• **Selected extract**
┌────────

Alternatively, the Query Monitor provides details about the PQs that you are authorized to see. Information about each query is stored in columns, including the owner, query name, whether it's enabled, and its status. If a PQ has failed, the ExceptionDetails column includes the same raw data as the Persistent Query State Log, which may contain pertinent information.

To read the ExceptionDetails, expand the relevant cell. This opens a window that displays the full content. Alternatively, you can click the row of the relevant PQ, which presents its ExceptionDetails in its configuration editor summary.

Process Event Log

The Process Event Log contains all log messages for Deephaven workers and query/merge servers. These log messages include the output from workers. It can be queried in a Core+ worker with the following code:

pel = db.liveTable("DbInternal", "ProcessEventLog").where("Date=today()")

pel = db.live_table("DbInternal", "ProcessEventLog").where("Date=today()")

A common usage pattern for this table is to find all FATAL level messages for the current day:

pel = db.liveTable("DbInternal", "ProcessEventLog").where("Date=today()", "Level=`FATAL`")

pel = db.live_table("DbInternal", "ProcessEventLog").where(
    ["Date=today()", "Level=`FATAL`"]
)

You can also find specific error messages by using the Process Info ID to query the log. This information can be found by hovering over the Info button in the console:

Info button

Expand the cell for your query in the Log Entry column to view a full exception message and stack trace, or right-click the cell and select View Cell Contents to open the text in its own dialog window.

To search the LogEntry column, right click it and select Go To. Alternatively, the keyboard shortcut cmd+G (Mac) or ctrl+G (Windows) opens a search box.

└────────

• **Problem to solve**
Copy out the passage on the Query Monitor and the Process Event Log in full, word for word.

• **Material provided**
┌────────

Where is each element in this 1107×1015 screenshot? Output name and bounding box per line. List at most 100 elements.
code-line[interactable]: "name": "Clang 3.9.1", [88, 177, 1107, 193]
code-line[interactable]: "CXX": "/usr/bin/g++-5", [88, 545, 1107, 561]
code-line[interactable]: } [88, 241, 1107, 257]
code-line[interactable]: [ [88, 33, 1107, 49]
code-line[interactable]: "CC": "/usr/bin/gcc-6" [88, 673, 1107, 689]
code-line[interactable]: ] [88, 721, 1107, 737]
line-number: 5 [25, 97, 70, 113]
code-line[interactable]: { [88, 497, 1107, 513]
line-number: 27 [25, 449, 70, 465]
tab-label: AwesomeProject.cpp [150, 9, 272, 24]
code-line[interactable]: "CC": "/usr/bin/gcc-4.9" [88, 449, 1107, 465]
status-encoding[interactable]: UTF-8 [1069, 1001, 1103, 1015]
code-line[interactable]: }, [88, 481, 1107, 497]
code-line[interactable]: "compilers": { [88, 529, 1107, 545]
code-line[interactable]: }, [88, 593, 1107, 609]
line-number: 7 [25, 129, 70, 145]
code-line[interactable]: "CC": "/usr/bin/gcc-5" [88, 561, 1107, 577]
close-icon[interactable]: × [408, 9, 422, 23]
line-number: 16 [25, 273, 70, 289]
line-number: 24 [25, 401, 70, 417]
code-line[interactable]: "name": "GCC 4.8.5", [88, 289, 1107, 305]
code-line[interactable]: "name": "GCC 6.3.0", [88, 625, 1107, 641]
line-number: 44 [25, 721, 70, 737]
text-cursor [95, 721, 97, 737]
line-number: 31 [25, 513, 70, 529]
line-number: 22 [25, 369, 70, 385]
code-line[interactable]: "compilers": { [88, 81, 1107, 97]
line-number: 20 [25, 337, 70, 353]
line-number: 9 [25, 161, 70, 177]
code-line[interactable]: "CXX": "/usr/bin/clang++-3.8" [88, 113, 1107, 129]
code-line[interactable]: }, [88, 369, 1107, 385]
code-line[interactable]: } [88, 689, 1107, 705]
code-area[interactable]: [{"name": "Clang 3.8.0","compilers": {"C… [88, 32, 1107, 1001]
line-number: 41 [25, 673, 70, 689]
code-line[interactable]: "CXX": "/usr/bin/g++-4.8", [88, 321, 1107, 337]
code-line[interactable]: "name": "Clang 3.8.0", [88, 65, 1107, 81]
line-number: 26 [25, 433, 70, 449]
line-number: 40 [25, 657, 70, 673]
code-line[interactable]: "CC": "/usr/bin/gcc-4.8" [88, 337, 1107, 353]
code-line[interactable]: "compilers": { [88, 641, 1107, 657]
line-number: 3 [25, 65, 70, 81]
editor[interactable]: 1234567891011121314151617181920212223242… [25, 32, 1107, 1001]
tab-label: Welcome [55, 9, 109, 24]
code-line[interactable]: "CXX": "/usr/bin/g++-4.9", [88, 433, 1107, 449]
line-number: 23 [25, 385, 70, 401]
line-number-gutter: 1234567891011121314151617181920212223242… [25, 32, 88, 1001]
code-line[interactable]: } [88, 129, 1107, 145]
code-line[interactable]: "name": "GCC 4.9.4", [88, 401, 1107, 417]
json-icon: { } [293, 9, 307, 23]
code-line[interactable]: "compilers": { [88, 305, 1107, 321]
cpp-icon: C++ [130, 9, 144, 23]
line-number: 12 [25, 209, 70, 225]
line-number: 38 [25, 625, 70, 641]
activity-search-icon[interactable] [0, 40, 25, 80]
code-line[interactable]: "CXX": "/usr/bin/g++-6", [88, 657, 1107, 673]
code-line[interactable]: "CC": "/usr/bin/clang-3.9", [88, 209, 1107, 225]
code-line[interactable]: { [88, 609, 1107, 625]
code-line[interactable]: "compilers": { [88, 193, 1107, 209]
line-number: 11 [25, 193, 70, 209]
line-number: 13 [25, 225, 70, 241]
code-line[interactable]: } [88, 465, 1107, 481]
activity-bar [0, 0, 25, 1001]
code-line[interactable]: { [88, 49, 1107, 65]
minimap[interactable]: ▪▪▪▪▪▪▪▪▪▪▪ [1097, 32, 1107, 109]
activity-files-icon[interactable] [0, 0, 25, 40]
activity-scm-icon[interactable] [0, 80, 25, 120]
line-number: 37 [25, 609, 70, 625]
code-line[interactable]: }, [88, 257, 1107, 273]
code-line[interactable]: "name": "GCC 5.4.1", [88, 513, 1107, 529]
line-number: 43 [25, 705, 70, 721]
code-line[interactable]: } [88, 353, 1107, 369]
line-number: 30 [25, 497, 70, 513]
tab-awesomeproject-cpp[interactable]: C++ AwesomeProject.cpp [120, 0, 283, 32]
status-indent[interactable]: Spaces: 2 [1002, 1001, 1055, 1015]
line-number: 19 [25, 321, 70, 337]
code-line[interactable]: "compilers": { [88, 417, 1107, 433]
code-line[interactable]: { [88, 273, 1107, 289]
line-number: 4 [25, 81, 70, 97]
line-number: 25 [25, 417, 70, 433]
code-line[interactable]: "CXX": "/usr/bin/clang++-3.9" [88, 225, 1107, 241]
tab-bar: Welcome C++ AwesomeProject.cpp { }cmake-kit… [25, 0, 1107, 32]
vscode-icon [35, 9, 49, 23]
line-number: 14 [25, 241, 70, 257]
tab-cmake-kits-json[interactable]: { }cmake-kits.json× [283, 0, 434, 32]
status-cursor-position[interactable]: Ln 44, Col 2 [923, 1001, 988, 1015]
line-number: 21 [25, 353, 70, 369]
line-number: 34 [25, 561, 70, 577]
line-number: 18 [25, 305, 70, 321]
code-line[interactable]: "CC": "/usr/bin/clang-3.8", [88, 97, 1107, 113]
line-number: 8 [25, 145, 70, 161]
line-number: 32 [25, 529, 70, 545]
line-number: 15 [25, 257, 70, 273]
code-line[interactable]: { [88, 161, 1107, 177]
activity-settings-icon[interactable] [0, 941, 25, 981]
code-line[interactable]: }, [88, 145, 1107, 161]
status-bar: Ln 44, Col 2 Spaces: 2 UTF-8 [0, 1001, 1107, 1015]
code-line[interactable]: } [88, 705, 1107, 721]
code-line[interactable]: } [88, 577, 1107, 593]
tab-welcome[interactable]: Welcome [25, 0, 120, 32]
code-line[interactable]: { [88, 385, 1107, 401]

└────────

• **Solution to the exercise**
Alternatively, the Query Monitor provides details about the PQs that you are authorized to see. Information about each query is stored in columns, including the owner, query name, whether it's enabled, and its status. If a PQ has failed, the ExceptionDetails column includes the same raw data as the Persistent Query State Log, which may contain pertinent information.

To read the ExceptionDetails, expand the relevant cell. This opens a window that displays the full content. Alternatively, you can click the row of the relevant PQ, which presents its ExceptionDetails in its configuration editor summary.

Process Event Log

The Process Event Log contains all log messages for Deephaven workers and query/merge servers. These log messages include the output from workers. It can be queried in a Core+ worker with the following code:

pel = db.liveTable("DbInternal", "ProcessEventLog").where("Date=today()")

pel = db.live_table("DbInternal", "ProcessEventLog").where("Date=today()")

A common usage pattern for this table is to find all FATAL level messages for the current day:

pel = db.liveTable("DbInternal", "ProcessEventLog").where("Date=today()", "Level=`FATAL`")

pel = db.live_table("DbInternal", "ProcessEventLog").where(
    ["Date=today()", "Level=`FATAL`"]
)

You can also find specific error messages by using the Process Info ID to query the log. This information can be found by hovering over the Info button in the console:

Info button

Expand the cell for your query in the Log Entry column to view a full exception message and stack trace, or right-click the cell and select View Cell Contents to open the text in its own dialog window.

To search the LogEntry column, right click it and select Go To. Alternatively, the keyboard shortcut cmd+G (Mac) or ctrl+G (Windows) opens a search box.